-- begin Available data --

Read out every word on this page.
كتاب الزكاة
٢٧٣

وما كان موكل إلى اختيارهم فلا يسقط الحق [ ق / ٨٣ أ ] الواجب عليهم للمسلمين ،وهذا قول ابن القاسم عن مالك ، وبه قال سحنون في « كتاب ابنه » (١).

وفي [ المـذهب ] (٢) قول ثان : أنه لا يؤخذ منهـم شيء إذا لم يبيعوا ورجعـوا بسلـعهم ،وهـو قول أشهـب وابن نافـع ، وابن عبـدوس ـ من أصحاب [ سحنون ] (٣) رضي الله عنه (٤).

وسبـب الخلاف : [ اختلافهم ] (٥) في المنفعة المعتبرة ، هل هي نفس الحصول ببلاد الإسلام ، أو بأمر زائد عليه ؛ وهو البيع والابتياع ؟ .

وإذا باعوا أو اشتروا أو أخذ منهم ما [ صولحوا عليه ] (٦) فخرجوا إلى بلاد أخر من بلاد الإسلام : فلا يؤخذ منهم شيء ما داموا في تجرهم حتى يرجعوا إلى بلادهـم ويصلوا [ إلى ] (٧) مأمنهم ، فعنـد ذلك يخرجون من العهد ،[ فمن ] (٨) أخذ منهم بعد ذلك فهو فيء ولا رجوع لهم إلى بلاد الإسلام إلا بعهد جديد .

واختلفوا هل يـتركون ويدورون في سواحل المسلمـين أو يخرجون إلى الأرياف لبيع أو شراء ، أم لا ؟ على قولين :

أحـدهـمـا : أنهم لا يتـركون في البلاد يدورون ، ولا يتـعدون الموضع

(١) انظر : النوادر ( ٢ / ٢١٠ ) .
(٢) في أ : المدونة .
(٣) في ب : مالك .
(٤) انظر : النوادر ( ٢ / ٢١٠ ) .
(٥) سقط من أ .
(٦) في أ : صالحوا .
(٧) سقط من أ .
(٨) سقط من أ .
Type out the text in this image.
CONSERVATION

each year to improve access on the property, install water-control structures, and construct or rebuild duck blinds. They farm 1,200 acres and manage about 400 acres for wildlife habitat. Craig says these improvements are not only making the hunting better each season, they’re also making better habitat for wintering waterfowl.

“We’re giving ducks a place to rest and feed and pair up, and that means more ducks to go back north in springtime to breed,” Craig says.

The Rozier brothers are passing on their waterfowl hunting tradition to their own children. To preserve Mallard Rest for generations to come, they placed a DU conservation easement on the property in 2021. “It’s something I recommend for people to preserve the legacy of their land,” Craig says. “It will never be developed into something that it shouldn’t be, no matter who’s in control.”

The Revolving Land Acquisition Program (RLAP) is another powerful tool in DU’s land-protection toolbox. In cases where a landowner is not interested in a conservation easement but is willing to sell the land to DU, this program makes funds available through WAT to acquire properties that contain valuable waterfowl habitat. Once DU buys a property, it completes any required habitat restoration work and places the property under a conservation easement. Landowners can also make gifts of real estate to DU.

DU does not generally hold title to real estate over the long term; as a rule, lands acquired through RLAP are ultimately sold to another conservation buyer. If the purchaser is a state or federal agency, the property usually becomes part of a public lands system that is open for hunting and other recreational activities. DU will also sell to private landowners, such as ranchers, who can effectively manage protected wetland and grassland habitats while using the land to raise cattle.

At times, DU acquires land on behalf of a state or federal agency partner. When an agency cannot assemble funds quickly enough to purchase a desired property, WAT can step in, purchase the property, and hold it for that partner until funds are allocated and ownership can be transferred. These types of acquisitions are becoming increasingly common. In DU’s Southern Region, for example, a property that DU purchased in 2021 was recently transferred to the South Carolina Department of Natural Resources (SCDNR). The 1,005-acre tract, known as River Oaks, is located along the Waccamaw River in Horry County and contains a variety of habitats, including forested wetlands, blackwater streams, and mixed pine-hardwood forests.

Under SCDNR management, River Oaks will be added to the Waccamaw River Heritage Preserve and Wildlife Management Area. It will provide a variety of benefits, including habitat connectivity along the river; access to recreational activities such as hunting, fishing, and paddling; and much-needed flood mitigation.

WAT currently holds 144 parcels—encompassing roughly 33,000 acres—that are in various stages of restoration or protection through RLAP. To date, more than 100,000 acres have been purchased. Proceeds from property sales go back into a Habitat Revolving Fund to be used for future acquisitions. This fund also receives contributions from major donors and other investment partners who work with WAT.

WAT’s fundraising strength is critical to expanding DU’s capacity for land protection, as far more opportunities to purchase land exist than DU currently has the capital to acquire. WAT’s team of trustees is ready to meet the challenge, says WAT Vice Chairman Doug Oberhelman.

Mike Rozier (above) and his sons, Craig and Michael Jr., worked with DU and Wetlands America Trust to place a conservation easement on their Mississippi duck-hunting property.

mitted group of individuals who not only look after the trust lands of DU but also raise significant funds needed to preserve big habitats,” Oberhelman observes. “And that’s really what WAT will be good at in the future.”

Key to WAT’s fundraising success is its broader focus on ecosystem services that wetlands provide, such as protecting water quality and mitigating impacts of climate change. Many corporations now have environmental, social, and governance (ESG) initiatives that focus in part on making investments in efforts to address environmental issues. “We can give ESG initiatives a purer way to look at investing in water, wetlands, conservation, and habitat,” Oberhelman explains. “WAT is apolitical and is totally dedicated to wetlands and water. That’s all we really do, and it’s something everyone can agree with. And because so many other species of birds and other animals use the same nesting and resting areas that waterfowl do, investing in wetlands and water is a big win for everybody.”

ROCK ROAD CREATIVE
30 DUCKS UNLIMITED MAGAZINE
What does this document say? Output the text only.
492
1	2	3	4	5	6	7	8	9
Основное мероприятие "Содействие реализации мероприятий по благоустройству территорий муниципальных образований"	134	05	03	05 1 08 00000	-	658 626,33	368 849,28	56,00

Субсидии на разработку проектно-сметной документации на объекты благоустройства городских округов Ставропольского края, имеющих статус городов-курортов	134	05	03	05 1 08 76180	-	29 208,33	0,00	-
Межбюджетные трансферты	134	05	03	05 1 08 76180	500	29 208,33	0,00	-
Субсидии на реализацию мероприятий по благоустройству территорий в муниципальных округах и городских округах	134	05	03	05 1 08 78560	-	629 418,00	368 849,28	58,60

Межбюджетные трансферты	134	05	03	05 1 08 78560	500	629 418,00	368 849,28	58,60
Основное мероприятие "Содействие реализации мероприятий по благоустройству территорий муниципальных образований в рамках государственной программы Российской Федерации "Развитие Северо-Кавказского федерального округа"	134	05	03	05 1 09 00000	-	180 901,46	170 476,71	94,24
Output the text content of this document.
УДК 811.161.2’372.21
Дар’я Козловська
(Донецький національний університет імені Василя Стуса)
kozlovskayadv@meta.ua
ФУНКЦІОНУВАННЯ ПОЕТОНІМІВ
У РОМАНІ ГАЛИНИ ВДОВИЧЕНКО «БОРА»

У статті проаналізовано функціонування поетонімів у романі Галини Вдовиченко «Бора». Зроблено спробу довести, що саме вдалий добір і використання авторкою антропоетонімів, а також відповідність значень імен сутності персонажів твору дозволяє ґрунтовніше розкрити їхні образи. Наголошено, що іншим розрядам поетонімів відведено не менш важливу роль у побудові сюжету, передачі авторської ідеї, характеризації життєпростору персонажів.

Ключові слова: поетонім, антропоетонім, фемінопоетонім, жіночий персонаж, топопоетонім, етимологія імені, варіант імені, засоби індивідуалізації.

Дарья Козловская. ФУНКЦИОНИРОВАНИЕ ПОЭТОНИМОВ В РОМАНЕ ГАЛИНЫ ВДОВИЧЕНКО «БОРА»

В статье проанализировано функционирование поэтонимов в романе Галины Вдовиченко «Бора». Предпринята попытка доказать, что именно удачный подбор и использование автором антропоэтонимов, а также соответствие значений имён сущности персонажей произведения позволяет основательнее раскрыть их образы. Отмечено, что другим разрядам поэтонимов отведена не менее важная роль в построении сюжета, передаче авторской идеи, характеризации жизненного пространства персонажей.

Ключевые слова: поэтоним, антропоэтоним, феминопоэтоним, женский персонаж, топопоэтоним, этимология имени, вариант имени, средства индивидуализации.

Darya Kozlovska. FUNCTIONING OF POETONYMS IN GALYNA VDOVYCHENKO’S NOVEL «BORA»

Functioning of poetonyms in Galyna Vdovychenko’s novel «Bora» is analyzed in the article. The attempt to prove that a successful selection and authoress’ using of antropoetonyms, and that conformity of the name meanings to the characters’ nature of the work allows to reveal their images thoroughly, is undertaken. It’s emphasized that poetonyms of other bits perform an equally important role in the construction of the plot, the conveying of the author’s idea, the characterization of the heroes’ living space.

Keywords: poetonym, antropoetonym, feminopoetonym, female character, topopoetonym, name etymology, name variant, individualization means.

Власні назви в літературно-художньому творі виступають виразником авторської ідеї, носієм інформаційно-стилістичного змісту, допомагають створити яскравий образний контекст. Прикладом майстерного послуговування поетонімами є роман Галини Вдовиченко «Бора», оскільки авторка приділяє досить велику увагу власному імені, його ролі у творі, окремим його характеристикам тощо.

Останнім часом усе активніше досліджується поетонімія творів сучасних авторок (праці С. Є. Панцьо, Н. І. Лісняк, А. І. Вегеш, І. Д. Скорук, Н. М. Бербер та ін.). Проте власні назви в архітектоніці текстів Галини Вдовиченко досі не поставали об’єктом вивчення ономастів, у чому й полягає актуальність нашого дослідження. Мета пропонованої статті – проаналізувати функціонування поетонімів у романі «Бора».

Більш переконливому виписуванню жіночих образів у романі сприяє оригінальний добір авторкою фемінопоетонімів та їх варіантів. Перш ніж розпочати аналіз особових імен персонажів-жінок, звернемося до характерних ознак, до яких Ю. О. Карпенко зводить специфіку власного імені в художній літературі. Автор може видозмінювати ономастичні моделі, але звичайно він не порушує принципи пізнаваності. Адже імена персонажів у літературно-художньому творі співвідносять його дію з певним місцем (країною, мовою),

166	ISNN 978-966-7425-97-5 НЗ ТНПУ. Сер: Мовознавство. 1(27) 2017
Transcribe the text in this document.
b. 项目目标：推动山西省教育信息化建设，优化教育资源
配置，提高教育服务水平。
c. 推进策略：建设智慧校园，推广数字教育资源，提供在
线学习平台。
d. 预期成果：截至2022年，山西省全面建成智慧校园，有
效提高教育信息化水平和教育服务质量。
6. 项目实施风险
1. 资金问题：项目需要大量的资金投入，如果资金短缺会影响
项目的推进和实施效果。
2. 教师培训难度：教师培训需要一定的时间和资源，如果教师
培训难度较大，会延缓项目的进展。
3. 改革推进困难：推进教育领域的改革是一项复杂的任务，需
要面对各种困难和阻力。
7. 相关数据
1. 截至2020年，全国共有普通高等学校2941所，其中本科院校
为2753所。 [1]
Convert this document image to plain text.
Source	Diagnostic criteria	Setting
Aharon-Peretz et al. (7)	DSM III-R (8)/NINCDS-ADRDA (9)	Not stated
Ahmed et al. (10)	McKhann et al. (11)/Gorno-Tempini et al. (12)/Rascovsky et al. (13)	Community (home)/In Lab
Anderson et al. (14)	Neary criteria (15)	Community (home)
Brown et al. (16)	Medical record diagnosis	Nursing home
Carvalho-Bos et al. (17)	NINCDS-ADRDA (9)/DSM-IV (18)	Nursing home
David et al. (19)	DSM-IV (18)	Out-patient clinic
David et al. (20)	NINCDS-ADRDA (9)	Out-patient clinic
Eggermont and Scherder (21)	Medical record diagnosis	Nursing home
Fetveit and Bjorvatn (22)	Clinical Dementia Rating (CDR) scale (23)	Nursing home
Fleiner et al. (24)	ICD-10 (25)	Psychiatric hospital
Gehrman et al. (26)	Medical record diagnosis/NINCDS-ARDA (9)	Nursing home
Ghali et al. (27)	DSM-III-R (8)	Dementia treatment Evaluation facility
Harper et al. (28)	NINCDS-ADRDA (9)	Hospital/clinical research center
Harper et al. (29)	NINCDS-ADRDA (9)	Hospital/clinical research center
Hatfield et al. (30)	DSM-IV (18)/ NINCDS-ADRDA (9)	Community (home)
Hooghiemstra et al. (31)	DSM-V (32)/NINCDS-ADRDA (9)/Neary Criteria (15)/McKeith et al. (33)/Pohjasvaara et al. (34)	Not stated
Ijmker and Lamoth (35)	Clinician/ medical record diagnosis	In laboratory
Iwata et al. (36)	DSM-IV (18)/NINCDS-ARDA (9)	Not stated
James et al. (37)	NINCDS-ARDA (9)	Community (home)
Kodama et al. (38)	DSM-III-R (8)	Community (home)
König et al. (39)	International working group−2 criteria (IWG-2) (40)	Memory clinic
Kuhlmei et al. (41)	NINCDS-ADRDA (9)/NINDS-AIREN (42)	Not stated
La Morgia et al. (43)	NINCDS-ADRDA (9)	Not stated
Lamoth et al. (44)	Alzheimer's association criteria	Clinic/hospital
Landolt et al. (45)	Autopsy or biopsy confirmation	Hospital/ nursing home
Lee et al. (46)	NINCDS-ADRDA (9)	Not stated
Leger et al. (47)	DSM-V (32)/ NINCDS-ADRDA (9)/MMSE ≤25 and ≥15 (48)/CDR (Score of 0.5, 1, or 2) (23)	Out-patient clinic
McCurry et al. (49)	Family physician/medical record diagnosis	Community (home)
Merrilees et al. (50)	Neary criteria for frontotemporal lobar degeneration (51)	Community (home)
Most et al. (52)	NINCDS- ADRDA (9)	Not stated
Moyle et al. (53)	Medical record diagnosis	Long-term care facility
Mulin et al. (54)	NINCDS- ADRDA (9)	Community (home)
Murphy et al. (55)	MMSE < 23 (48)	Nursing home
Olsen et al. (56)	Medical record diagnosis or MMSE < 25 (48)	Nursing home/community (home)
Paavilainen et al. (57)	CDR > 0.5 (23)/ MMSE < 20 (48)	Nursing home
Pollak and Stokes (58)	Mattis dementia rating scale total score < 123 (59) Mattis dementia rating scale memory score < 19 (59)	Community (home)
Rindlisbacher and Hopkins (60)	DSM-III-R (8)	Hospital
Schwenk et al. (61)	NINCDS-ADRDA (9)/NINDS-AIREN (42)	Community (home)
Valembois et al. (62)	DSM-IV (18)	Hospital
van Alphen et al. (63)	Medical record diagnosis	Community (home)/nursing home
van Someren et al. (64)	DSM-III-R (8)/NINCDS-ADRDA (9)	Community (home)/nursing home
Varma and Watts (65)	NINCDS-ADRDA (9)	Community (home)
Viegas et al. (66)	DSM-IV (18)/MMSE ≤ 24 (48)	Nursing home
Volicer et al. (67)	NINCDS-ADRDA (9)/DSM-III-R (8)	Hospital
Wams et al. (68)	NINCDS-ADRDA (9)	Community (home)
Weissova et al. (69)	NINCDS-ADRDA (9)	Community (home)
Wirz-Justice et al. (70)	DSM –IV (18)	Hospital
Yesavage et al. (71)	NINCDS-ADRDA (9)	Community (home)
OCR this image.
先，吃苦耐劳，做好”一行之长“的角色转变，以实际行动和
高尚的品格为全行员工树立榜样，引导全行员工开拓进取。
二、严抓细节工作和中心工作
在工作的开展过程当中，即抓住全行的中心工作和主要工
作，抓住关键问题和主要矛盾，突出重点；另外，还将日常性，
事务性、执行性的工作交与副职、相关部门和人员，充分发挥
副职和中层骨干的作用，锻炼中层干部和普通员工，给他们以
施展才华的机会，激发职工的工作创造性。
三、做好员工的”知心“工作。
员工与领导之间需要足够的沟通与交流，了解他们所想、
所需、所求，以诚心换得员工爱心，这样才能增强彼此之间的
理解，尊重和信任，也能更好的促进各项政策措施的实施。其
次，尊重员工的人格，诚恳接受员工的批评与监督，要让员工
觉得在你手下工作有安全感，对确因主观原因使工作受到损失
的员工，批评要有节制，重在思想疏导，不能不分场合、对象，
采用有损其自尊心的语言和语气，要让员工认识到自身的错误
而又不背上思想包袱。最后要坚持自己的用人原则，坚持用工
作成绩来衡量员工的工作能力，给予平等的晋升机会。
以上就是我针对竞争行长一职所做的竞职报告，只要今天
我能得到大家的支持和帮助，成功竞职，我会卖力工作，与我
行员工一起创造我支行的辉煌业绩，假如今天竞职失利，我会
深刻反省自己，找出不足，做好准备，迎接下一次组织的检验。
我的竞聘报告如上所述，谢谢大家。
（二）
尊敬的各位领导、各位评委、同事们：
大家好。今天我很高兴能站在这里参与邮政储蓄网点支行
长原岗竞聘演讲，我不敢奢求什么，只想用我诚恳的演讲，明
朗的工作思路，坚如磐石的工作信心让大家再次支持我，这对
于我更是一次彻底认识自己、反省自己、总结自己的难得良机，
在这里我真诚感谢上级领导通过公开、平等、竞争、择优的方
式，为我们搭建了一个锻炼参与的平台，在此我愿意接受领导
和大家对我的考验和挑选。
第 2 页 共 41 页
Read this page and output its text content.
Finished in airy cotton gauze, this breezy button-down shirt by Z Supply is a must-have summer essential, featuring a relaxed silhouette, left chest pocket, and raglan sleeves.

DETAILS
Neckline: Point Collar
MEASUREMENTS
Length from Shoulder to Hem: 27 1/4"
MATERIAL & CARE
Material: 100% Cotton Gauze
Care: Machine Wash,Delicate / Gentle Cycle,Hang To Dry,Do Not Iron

-- end Available data --

# Exercise
Your task is to list each line of the records with the word "ідеї".

# Solution for this task
У статті проаналізовано функціонування поетонімів у романі Галини Вдовиченко «Бора». Зроблено спробу довести, що саме вдалий добір і використання авторкою антропоетонімів, а також відповідність значень імен сутності персонажів твору дозволяє ґрунтовніше розкрити їхні образи. Наголошено, що іншим розрядам поетонімів відведено не менш важливу роль у побудові сюжету, передачі авторської ідеї, характеризації життєпростору персонажів.
Власні назви в літературно-художньому творі виступають виразником авторської ідеї, носієм інформаційно-стилістичного змісту, допомагають створити яскравий образний контекст. Прикладом майстерного послуговування поетонімами є роман Галини Вдовиченко «Бора», оскільки авторка приділяє досить велику увагу власному імені, його ролі у творі, окремим його характеристикам тощо.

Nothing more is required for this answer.